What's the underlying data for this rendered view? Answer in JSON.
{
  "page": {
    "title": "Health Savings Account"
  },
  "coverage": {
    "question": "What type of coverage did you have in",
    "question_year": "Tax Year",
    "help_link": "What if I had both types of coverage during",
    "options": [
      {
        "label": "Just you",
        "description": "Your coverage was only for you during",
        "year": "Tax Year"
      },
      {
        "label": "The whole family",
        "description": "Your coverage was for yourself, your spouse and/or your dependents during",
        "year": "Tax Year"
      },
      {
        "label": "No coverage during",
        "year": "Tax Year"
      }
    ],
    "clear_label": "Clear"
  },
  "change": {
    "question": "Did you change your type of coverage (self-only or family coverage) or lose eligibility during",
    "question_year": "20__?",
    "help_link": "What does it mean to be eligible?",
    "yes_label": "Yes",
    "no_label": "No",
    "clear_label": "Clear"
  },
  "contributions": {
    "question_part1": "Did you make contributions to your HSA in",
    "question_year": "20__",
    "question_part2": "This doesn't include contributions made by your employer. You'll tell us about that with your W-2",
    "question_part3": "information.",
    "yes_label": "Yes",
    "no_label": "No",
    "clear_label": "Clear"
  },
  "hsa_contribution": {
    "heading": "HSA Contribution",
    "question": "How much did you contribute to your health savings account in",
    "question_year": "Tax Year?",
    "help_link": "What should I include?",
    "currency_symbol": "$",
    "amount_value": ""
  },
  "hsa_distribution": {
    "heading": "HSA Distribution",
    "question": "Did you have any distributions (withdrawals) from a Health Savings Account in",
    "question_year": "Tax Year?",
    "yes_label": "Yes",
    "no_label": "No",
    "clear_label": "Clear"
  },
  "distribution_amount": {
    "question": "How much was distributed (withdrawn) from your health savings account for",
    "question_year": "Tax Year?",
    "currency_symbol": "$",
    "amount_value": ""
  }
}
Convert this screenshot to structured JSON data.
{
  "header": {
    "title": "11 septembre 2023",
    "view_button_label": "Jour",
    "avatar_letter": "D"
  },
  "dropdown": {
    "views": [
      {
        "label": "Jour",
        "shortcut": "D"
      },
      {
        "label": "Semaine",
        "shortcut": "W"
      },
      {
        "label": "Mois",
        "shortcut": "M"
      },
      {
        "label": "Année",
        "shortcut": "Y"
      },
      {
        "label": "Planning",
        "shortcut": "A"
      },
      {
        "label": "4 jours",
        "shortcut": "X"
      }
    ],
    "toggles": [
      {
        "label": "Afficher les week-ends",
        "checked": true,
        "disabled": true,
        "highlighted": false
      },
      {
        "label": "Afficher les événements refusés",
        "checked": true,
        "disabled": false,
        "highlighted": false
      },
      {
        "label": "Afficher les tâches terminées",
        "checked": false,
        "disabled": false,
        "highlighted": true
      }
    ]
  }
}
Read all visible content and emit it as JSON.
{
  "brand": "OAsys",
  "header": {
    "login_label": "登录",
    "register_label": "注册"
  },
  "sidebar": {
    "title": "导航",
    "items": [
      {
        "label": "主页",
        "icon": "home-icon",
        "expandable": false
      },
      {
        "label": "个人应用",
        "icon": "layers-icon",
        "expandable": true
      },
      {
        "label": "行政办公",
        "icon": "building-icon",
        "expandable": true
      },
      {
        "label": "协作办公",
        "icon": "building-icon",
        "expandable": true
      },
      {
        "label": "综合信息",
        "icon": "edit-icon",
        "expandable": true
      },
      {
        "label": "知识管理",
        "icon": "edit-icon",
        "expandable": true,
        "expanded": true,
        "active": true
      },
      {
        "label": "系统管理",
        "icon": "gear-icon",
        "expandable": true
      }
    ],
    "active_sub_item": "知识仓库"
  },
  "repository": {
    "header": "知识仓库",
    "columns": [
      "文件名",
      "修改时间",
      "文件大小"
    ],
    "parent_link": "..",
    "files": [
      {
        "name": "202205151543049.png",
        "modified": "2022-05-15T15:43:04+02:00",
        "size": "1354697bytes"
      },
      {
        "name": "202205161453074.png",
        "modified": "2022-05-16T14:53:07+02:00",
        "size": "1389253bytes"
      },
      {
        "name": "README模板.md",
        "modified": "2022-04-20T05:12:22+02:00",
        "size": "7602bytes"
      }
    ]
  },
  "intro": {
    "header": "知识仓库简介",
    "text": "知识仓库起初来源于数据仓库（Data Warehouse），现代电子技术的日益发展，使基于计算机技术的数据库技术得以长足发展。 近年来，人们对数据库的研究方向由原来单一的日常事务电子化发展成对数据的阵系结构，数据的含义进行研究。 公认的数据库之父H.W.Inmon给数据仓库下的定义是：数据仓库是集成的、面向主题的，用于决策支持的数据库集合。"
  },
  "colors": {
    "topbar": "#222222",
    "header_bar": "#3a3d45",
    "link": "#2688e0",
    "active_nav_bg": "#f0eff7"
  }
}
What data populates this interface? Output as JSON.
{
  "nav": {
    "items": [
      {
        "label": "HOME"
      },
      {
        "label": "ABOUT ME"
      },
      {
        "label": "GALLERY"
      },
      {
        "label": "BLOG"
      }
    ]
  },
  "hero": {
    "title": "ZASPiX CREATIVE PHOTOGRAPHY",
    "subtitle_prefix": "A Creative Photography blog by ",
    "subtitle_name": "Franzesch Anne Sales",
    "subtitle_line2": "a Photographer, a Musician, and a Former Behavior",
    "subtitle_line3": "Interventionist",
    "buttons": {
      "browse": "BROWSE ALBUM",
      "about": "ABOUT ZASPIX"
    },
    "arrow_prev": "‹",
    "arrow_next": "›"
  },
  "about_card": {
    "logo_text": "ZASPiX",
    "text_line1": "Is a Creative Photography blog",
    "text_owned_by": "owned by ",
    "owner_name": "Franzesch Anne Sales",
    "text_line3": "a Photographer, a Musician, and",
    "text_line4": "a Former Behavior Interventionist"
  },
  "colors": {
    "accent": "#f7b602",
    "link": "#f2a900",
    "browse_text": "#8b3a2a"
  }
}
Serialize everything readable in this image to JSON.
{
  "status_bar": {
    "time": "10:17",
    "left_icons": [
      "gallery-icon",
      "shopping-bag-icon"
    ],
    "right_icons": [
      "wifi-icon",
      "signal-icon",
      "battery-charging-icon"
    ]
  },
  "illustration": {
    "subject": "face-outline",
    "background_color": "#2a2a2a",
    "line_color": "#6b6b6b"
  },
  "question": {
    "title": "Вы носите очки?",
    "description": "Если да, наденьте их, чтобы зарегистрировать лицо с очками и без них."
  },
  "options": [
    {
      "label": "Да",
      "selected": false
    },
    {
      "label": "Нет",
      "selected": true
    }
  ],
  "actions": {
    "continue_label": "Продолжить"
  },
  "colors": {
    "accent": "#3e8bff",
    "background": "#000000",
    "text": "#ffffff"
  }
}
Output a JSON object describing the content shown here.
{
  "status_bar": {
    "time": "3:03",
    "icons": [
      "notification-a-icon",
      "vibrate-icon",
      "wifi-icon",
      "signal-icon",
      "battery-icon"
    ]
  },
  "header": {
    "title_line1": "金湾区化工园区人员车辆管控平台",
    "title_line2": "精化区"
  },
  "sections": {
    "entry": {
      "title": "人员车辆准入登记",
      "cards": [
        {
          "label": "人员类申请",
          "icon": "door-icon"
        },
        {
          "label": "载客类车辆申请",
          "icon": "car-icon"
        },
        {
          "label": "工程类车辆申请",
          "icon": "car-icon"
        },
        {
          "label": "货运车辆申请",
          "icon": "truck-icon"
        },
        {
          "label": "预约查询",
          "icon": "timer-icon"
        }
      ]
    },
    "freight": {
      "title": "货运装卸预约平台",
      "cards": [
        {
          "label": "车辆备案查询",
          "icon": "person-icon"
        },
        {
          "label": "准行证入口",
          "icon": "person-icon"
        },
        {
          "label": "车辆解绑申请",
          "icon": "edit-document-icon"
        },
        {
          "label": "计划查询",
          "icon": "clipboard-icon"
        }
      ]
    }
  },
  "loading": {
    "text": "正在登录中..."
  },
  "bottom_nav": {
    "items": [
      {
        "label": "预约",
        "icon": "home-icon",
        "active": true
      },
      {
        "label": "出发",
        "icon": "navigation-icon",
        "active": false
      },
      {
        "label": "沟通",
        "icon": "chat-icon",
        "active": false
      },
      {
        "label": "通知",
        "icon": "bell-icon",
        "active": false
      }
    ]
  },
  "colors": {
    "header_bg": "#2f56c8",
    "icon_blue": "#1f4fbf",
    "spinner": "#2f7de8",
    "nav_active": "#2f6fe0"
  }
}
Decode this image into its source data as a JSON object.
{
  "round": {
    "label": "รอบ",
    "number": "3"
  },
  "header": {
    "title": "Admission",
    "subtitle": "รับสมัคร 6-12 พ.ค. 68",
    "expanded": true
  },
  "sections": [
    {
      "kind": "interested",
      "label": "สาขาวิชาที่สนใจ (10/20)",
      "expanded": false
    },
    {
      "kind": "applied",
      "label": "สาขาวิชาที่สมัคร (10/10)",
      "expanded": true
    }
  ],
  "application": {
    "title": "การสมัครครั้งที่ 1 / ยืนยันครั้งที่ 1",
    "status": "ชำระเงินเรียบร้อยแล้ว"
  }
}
━━━━━━
▶ [Task brief] Report all lines of the material that contain the word "Afficher".

▶ [Correct output]
        "label": "Afficher les week-ends",
        "label": "Afficher les événements refusés",
        "label": "Afficher les tâches terminées",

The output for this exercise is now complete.